Given exercise: Word for word, retype every entry in the listing.
───── Dataset records
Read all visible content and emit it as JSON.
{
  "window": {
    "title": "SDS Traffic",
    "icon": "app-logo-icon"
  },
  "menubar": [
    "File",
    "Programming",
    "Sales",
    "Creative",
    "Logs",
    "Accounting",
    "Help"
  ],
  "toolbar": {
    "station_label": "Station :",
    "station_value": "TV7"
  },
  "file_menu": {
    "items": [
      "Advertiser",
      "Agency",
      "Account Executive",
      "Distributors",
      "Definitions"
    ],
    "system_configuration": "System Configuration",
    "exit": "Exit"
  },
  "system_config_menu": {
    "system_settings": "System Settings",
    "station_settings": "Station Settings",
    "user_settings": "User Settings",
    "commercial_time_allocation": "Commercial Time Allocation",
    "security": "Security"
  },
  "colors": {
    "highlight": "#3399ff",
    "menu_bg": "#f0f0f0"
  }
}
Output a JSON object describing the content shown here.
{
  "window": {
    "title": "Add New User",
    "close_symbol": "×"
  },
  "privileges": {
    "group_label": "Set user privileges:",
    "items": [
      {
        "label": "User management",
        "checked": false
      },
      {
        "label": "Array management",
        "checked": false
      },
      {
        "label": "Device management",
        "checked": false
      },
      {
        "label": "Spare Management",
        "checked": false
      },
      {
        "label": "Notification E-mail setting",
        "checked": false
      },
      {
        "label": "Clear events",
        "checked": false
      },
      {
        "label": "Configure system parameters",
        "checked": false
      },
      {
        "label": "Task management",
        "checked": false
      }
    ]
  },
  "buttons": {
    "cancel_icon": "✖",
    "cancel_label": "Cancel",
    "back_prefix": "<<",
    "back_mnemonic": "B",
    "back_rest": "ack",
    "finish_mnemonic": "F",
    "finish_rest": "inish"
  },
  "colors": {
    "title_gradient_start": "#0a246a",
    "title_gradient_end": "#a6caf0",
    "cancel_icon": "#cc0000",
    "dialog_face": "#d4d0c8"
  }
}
──────────
Problem solution:
Read all visible content and emit it as JSON.
{
  "window": {
    "title": "SDS Traffic",
    "icon": "app-logo-icon"
  },
  "menubar": [
    "File",
    "Programming",
    "Sales",
    "Creative",
    "Logs",
    "Accounting",
    "Help"
  ],
  "toolbar": {
    "station_label": "Station :",
    "station_value": "TV7"
  },
  "file_menu": {
    "items": [
      "Advertiser",
      "Agency",
      "Account Executive",
      "Distributors",
      "Definitions"
    ],
    "system_configuration": "System Configuration",
    "exit": "Exit"
  },
  "system_config_menu": {
    "system_settings": "System Settings",
    "station_settings": "Station Settings",
    "user_settings": "User Settings",
    "commercial_time_allocation": "Commercial Time Allocation",
    "security": "Security"
  },
  "colors": {
    "highlight": "#3399ff",
    "menu_bg": "#f0f0f0"
  }
}
Output a JSON object describing the content shown here.
{
  "window": {
    "title": "Add New User",
    "close_symbol": "×"
  },
  "privileges": {
    "group_label": "Set user privileges:",
    "items": [
      {
        "label": "User management",
        "checked": false
      },
      {
        "label": "Array management",
        "checked": false
      },
      {
        "label": "Device management",
        "checked": false
      },
      {
        "label": "Spare Management",
        "checked": false
      },
      {
        "label": "Notification E-mail setting",
        "checked": false
      },
      {
        "label": "Clear events",
        "checked": false
      },
      {
        "label": "Configure system parameters",
        "checked": false
      },
      {
        "label": "Task management",
        "checked": false
      }
    ]
  },
  "buttons": {
    "cancel_icon": "✖",
    "cancel_label": "Cancel",
    "back_prefix": "<<",
    "back_mnemonic": "B",
    "back_rest": "ack",
    "finish_mnemonic": "F",
    "finish_rest": "inish"
  },
  "colors": {
    "title_gradient_start": "#0a246a",
    "title_gradient_end": "#a6caf0",
    "cancel_icon": "#cc0000",
    "dialog_face": "#d4d0c8"
  }
}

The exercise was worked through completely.